-------- SUPPLIED ENTRIES --------

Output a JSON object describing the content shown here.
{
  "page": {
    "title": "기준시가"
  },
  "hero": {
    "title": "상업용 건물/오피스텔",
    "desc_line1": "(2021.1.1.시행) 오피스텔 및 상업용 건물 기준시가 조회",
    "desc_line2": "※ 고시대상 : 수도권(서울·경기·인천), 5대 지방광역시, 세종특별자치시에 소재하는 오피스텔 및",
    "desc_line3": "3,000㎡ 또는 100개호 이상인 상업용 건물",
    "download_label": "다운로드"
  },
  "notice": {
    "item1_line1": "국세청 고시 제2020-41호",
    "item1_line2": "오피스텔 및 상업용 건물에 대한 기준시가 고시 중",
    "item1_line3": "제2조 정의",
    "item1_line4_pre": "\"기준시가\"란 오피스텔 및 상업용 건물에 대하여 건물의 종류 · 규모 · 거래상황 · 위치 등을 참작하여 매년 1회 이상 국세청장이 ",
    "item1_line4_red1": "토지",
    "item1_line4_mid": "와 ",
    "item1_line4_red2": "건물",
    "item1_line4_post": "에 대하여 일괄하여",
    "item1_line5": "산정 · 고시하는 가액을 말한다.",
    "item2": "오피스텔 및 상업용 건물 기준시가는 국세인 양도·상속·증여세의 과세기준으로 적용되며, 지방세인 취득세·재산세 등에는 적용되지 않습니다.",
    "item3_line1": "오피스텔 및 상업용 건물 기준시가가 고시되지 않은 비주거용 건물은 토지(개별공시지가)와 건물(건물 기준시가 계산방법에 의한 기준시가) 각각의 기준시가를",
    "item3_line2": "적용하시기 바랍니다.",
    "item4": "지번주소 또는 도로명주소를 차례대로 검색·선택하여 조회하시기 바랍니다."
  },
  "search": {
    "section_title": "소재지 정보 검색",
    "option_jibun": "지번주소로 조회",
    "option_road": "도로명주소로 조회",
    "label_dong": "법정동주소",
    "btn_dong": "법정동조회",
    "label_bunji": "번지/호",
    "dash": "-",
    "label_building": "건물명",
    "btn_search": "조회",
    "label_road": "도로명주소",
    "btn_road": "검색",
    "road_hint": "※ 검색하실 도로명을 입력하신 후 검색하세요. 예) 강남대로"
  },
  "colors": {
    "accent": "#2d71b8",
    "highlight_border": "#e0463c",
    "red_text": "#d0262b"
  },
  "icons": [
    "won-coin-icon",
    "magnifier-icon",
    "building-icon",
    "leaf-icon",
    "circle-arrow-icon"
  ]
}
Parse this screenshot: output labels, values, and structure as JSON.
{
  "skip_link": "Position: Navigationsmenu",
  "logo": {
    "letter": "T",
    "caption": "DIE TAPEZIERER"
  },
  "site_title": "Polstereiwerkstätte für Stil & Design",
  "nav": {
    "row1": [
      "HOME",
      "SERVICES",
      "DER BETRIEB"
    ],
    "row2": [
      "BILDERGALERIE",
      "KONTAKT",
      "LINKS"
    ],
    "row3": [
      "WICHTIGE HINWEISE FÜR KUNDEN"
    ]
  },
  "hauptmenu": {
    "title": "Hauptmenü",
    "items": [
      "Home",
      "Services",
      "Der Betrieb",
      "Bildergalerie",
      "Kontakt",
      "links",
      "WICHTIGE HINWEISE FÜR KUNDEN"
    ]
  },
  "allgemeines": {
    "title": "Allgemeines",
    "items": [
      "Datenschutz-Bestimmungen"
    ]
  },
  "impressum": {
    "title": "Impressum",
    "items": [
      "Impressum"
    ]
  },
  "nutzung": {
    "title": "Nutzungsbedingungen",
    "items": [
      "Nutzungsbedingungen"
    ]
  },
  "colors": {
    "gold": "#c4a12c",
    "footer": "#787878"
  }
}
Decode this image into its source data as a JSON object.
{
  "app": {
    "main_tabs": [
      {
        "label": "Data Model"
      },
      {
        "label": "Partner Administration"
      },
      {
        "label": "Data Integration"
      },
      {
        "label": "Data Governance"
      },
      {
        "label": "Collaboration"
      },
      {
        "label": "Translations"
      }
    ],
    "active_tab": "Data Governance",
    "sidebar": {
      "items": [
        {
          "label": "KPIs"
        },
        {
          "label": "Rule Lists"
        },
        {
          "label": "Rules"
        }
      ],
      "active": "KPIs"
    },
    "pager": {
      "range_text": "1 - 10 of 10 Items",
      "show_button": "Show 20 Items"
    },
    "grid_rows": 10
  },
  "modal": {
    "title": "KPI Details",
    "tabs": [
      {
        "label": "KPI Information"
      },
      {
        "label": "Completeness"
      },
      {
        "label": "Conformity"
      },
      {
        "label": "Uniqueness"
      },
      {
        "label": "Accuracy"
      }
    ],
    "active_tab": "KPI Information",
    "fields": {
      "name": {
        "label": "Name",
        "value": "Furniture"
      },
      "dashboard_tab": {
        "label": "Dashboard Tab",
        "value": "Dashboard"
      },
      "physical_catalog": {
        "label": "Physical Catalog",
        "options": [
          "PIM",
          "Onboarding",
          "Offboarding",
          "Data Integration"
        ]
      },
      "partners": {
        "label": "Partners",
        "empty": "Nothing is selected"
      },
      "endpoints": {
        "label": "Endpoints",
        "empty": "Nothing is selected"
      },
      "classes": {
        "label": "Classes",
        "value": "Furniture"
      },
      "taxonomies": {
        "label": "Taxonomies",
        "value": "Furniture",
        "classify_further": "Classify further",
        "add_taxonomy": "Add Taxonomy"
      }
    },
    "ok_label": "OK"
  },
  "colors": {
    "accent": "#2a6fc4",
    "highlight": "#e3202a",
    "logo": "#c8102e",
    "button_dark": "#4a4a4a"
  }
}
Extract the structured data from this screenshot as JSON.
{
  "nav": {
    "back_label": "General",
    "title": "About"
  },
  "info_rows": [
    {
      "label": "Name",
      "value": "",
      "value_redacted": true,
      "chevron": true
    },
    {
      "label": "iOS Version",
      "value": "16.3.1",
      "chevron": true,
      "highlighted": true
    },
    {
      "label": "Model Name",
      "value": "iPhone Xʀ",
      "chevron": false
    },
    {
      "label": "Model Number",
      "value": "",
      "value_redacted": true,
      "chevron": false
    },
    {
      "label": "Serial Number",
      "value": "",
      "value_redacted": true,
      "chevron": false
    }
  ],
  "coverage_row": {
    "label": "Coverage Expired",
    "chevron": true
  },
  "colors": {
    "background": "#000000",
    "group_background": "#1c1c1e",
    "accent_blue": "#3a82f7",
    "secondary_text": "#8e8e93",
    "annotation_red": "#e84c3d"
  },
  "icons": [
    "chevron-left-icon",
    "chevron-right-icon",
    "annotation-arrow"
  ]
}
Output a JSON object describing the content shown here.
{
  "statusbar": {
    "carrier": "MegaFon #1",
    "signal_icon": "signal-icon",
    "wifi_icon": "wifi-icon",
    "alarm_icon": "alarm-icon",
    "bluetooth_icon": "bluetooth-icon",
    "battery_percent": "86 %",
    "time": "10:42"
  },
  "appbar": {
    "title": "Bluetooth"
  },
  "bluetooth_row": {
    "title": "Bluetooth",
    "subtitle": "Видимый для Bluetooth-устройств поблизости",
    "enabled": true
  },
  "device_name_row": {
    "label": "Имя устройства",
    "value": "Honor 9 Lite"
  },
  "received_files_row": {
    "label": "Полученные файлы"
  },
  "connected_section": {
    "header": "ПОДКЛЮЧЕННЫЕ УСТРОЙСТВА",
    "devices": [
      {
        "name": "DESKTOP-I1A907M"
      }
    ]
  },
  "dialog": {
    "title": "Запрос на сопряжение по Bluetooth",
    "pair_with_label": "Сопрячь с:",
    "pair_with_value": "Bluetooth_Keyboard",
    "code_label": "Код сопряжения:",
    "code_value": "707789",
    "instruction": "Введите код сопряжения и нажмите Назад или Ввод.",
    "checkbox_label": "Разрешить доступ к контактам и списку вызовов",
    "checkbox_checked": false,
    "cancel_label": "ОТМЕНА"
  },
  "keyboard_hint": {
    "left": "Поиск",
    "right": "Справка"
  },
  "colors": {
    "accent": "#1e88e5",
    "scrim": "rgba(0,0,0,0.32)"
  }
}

--------

→ **SET TASK**: Collect, from the material above, every line containing the word "Model".

→ **RESULT**:
        "label": "Data Model"
      "label": "Model Name",
      "label": "Model Number",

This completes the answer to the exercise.